◆ Dataset entries:

• • • • • • •

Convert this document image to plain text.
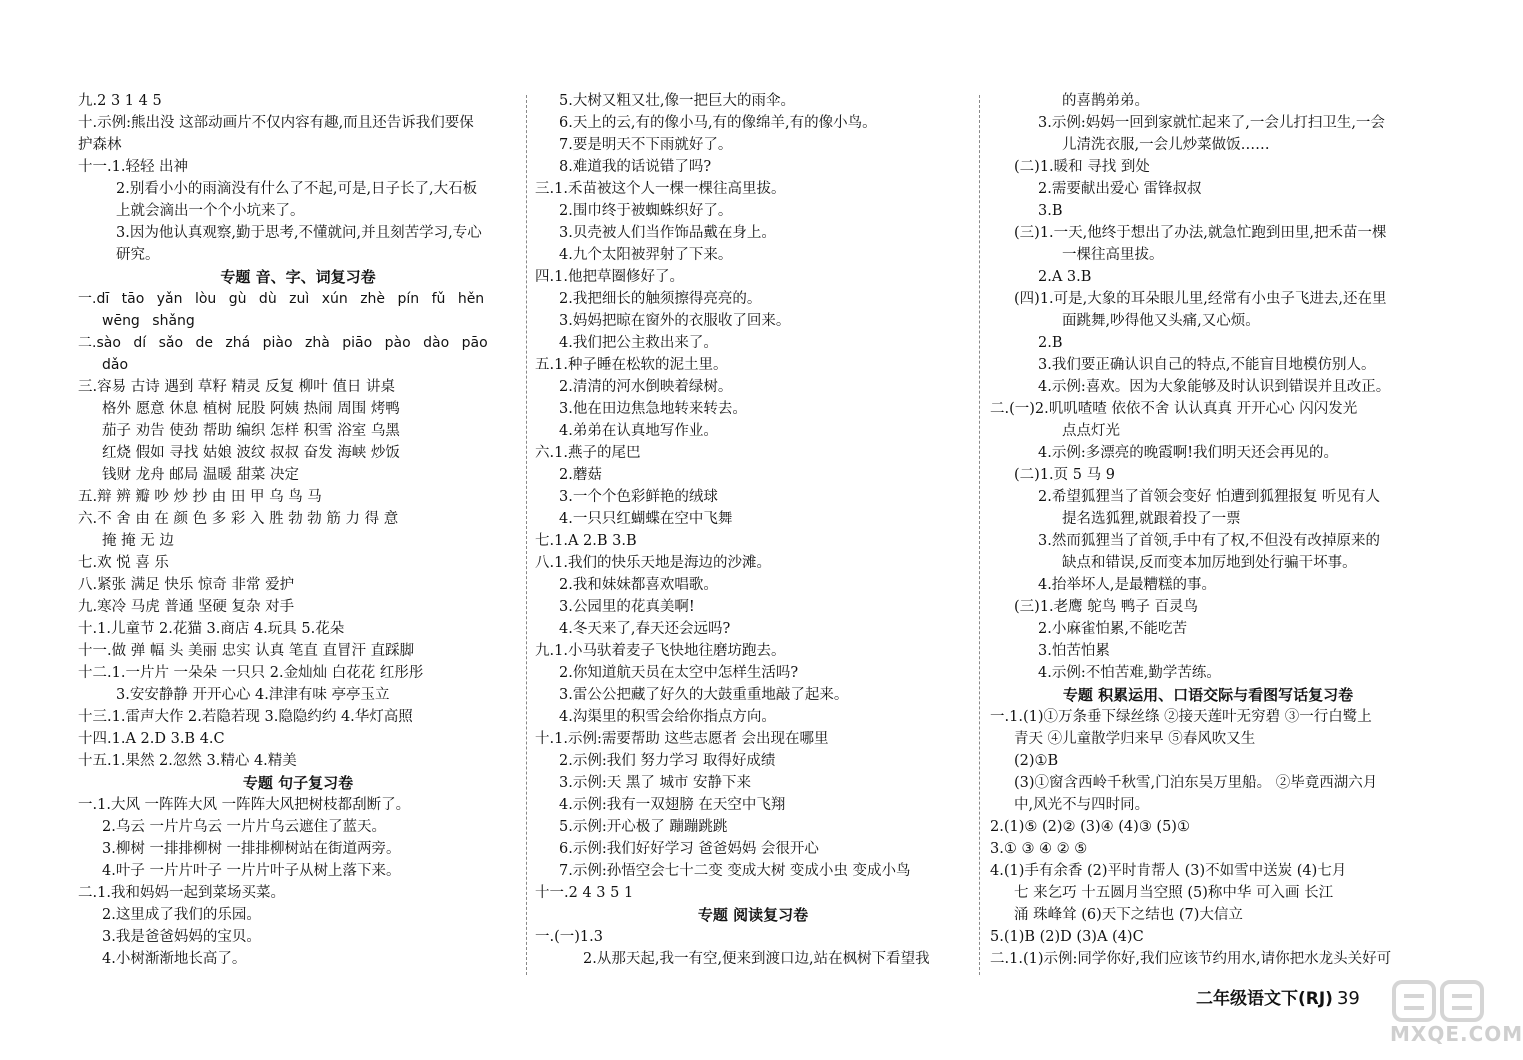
九.2 3 1 4 5
十.示例:熊出没 这部动画片不仅内容有趣,而且还告诉我们要保
护森林
十一.1.轻轻 出神
2.别看小小的雨滴没有什么了不起,可是,日子长了,大石板
上就会滴出一个个小坑来了。
3.因为他认真观察,勤于思考,不懂就问,并且刻苦学习,专心
研究。
专题 音、字、词复习卷
一.dī tāo yǎn lòu gù dù zuì xún zhè pín fǔ hěn
wēng shǎng
二.sào dí sǎo de zhá piào zhà piāo pào dào pāo
dǎo
三.容易 古诗 遇到 草籽 精灵 反复 柳叶 值日 讲桌
格外 愿意 休息 植树 屁股 阿姨 热闹 周围 烤鸭
茄子 劝告 使劲 帮助 编织 怎样 积雪 浴室 乌黑
红烧 假如 寻找 姑娘 波纹 叔叔 奋发 海峡 炒饭
钱财 龙舟 邮局 温暖 甜菜 决定
五.辩 辨 瓣 吵 炒 抄 由 田 甲 乌 鸟 马
六.不 舍 由 在 颜 色 多 彩 入 胜 勃 勃 筋 力 得 意
掩 掩 无 边
七.欢 悦 喜 乐
八.紧张 满足 快乐 惊奇 非常 爱护
九.寒冷 马虎 普通 坚硬 复杂 对手
十.1.儿童节 2.花猫 3.商店 4.玩具 5.花朵
十一.做 弹 幅 头 美丽 忠实 认真 笔直 直冒汗 直踩脚
十二.1.一片片 一朵朵 一只只 2.金灿灿 白花花 红彤彤
3.安安静静 开开心心 4.津津有味 亭亭玉立
十三.1.雷声大作 2.若隐若现 3.隐隐约约 4.华灯高照
十四.1.A 2.D 3.B 4.C
十五.1.果然 2.忽然 3.精心 4.精美
专题 句子复习卷
一.1.大风 一阵阵大风 一阵阵大风把树枝都刮断了。
2.乌云 一片片乌云 一片片乌云遮住了蓝天。
3.柳树 一排排柳树 一排排柳树站在街道两旁。
4.叶子 一片片叶子 一片片叶子从树上落下来。
二.1.我和妈妈一起到菜场买菜。
2.这里成了我们的乐园。
3.我是爸爸妈妈的宝贝。
4.小树渐渐地长高了。
5.大树又粗又壮,像一把巨大的雨伞。
6.天上的云,有的像小马,有的像绵羊,有的像小鸟。
7.要是明天不下雨就好了。
8.难道我的话说错了吗?
三.1.禾苗被这个人一棵一棵往高里拔。
2.围巾终于被蜘蛛织好了。
3.贝壳被人们当作饰品戴在身上。
4.九个太阳被羿射了下来。
四.1.他把草圈修好了。
2.我把细长的触须擦得亮亮的。
3.妈妈把晾在窗外的衣服收了回来。
4.我们把公主救出来了。
五.1.种子睡在松软的泥土里。
2.清清的河水倒映着绿树。
3.他在田边焦急地转来转去。
4.弟弟在认真地写作业。
六.1.燕子的尾巴
2.蘑菇
3.一个个色彩鲜艳的绒球
4.一只只红蝴蝶在空中飞舞
七.1.A 2.B 3.B
八.1.我们的快乐天地是海边的沙滩。
2.我和妹妹都喜欢唱歌。
3.公园里的花真美啊!
4.冬天来了,春天还会远吗?
九.1.小马驮着麦子飞快地往磨坊跑去。
2.你知道航天员在太空中怎样生活吗?
3.雷公公把藏了好久的大鼓重重地敲了起来。
4.沟渠里的积雪会给你指点方向。
十.1.示例:需要帮助 这些志愿者 会出现在哪里
2.示例:我们 努力学习 取得好成绩
3.示例:天 黑了 城市 安静下来
4.示例:我有一双翅膀 在天空中飞翔
5.示例:开心极了 蹦蹦跳跳
6.示例:我们好好学习 爸爸妈妈 会很开心
7.示例:孙悟空会七十二变 变成大树 变成小虫 变成小鸟
十一.2 4 3 5 1
专题 阅读复习卷
一.(一)1.3
2.从那天起,我一有空,便来到渡口边,站在枫树下看望我
的喜鹊弟弟。
3.示例:妈妈一回到家就忙起来了,一会儿打扫卫生,一会
儿清洗衣服,一会儿炒菜做饭……
(二)1.暖和 寻找 到处
2.需要献出爱心 雷锋叔叔
3.B
(三)1.一天,他终于想出了办法,就急忙跑到田里,把禾苗一棵
一棵往高里拔。
2.A 3.B
(四)1.可是,大象的耳朵眼儿里,经常有小虫子飞进去,还在里
面跳舞,吵得他又头痛,又心烦。
2.B
3.我们要正确认识自己的特点,不能盲目地模仿别人。
4.示例:喜欢。因为大象能够及时认识到错误并且改正。
二.(一)2.叽叽喳喳 依依不舍 认认真真 开开心心 闪闪发光
点点灯光
4.示例:多漂亮的晚霞啊!我们明天还会再见的。
(二)1.页 5 马 9
2.希望狐狸当了首领会变好 怕遭到狐狸报复 听见有人
提名选狐狸,就跟着投了一票
3.然而狐狸当了首领,手中有了权,不但没有改掉原来的
缺点和错误,反而变本加厉地到处行骗干坏事。
4.抬举坏人,是最糟糕的事。
(三)1.老鹰 鸵鸟 鸭子 百灵鸟
2.小麻雀怕累,不能吃苦
3.怕苦怕累
4.示例:不怕苦难,勤学苦练。
专题 积累运用、口语交际与看图写话复习卷
一.1.(1)①万条垂下绿丝绦 ②接天莲叶无穷碧 ③一行白鹭上
青天 ④儿童散学归来早 ⑤春风吹又生
(2)①B
(3)①窗含西岭千秋雪,门泊东吴万里船。 ②毕竟西湖六月
中,风光不与四时同。
2.(1)⑤ (2)② (3)④ (4)③ (5)①
3.① ③ ④ ② ⑤
4.(1)手有余香 (2)平时肯帮人 (3)不如雪中送炭 (4)七月
七 来乞巧 十五圆月当空照 (5)称中华 可入画 长江
涌 珠峰耸 (6)天下之结也 (7)大信立
5.(1)B (2)D (3)A (4)C
二.1.(1)示例:同学你好,我们应该节约用水,请你把水龙头关好可
二年级语文下(RJ) 39
MXQE.COM
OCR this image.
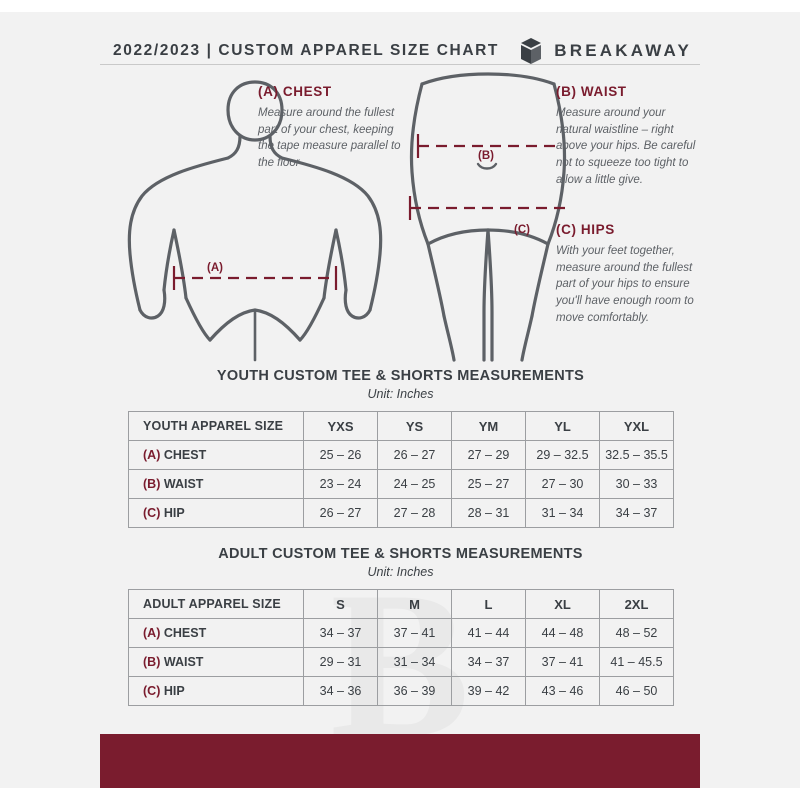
2022/2023 | CUSTOM APPAREL SIZE CHART	BREAKAWAY
(A)
(B)
(C)
(A) CHEST
Measure around the fullest part of your chest, keeping the tape measure parallel to the floor
(B) WAIST
Measure around your natural waistline – right above your hips. Be careful not to squeeze too tight to allow a little give.
(C) HIPS
With your feet together, measure around the fullest part of your hips to ensure you'll have enough room to move comfortably.
YOUTH CUSTOM TEE & SHORTS MEASUREMENTS
Unit: Inches
YOUTH APPAREL SIZE	YXS	YS	YM	YL	YXL
(A) CHEST	25 – 26	26 – 27	27 – 29	29 – 32.5	32.5 – 35.5
(B) WAIST	23 – 24	24 – 25	25 – 27	27 – 30	30 – 33
(C) HIP	26 – 27	27 – 28	28 – 31	31 – 34	34 – 37
ADULT CUSTOM TEE & SHORTS MEASUREMENTS
Unit: Inches
ADULT APPAREL SIZE	S	M	L	XL	2XL
(A) CHEST	34 – 37	37 – 41	41 – 44	44 – 48	48 – 52
(B) WAIST	29 – 31	31 – 34	34 – 37	37 – 41	41 – 45.5
(C) HIP	34 – 36	36 – 39	39 – 42	43 – 46	46 – 50
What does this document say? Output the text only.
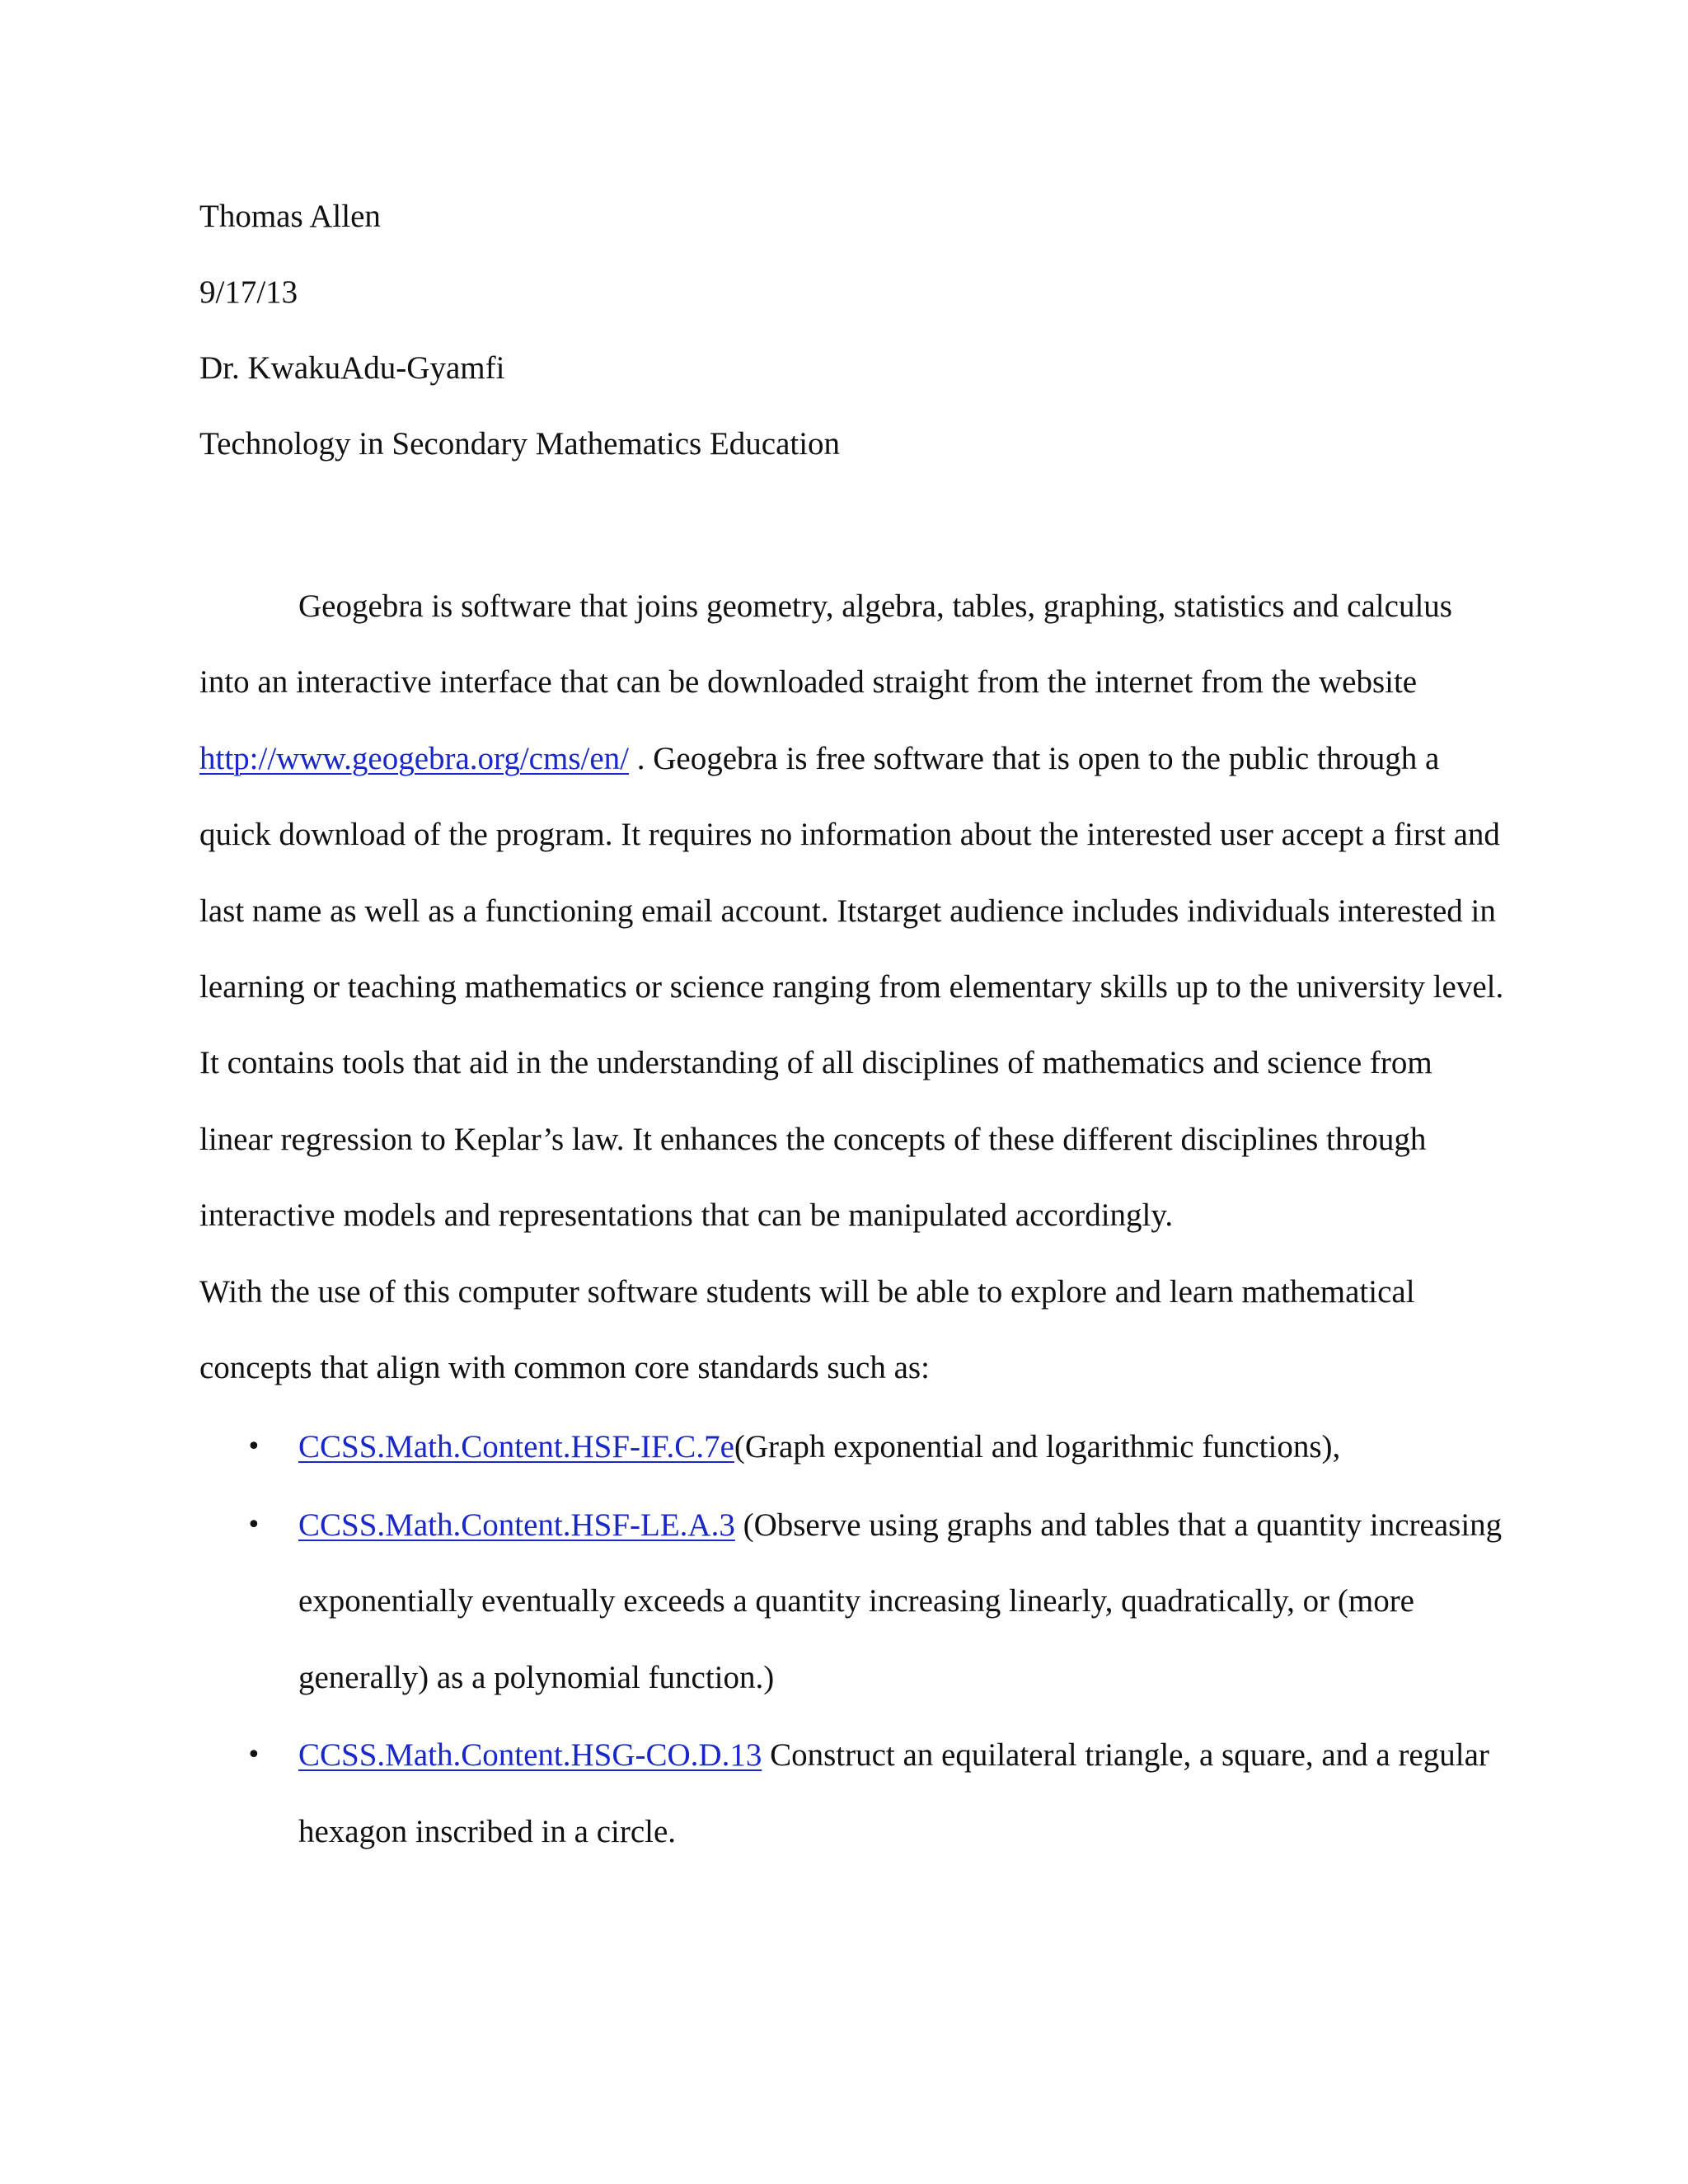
Thomas Allen

9/17/13

Dr. KwakuAdu-Gyamfi

Technology in Secondary Mathematics Education

Geogebra is software that joins geometry, algebra, tables, graphing, statistics and calculus into an interactive interface that can be downloaded straight from the internet from the website http://www.geogebra.org/cms/en/ . Geogebra is free software that is open to the public through a quick download of the program. It requires no information about the interested user accept a first and last name as well as a functioning email account. Itstarget audience includes individuals interested in learning or teaching mathematics or science ranging from elementary skills up to the university level. It contains tools that aid in the understanding of all disciplines of mathematics and science from linear regression to Keplar’s law. It enhances the concepts of these different disciplines through interactive models and representations that can be manipulated accordingly.

With the use of this computer software students will be able to explore and learn mathematical concepts that align with common core standards such as:

• CCSS.Math.Content.HSF-IF.C.7e(Graph exponential and logarithmic functions),
• CCSS.Math.Content.HSF-LE.A.3 (Observe using graphs and tables that a quantity increasing exponentially eventually exceeds a quantity increasing linearly, quadratically, or (more generally) as a polynomial function.)
• CCSS.Math.Content.HSG-CO.D.13 Construct an equilateral triangle, a square, and a regular hexagon inscribed in a circle.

• • • • • • •

Omit the pictures and write out the lines above from the one with "What does this" through the last, unchanged.

◆ The reply:
What does this document say? Output the text only.
Thomas Allen

9/17/13

Dr. KwakuAdu-Gyamfi

Technology in Secondary Mathematics Education

Geogebra is software that joins geometry, algebra, tables, graphing, statistics and calculus into an interactive interface that can be downloaded straight from the internet from the website http://www.geogebra.org/cms/en/ . Geogebra is free software that is open to the public through a quick download of the program. It requires no information about the interested user accept a first and last name as well as a functioning email account. Itstarget audience includes individuals interested in learning or teaching mathematics or science ranging from elementary skills up to the university level. It contains tools that aid in the understanding of all disciplines of mathematics and science from linear regression to Keplar’s law. It enhances the concepts of these different disciplines through interactive models and representations that can be manipulated accordingly.

With the use of this computer software students will be able to explore and learn mathematical concepts that align with common core standards such as:

• CCSS.Math.Content.HSF-IF.C.7e(Graph exponential and logarithmic functions),
• CCSS.Math.Content.HSF-LE.A.3 (Observe using graphs and tables that a quantity increasing exponentially eventually exceeds a quantity increasing linearly, quadratically, or (more generally) as a polynomial function.)
• CCSS.Math.Content.HSG-CO.D.13 Construct an equilateral triangle, a square, and a regular hexagon inscribed in a circle.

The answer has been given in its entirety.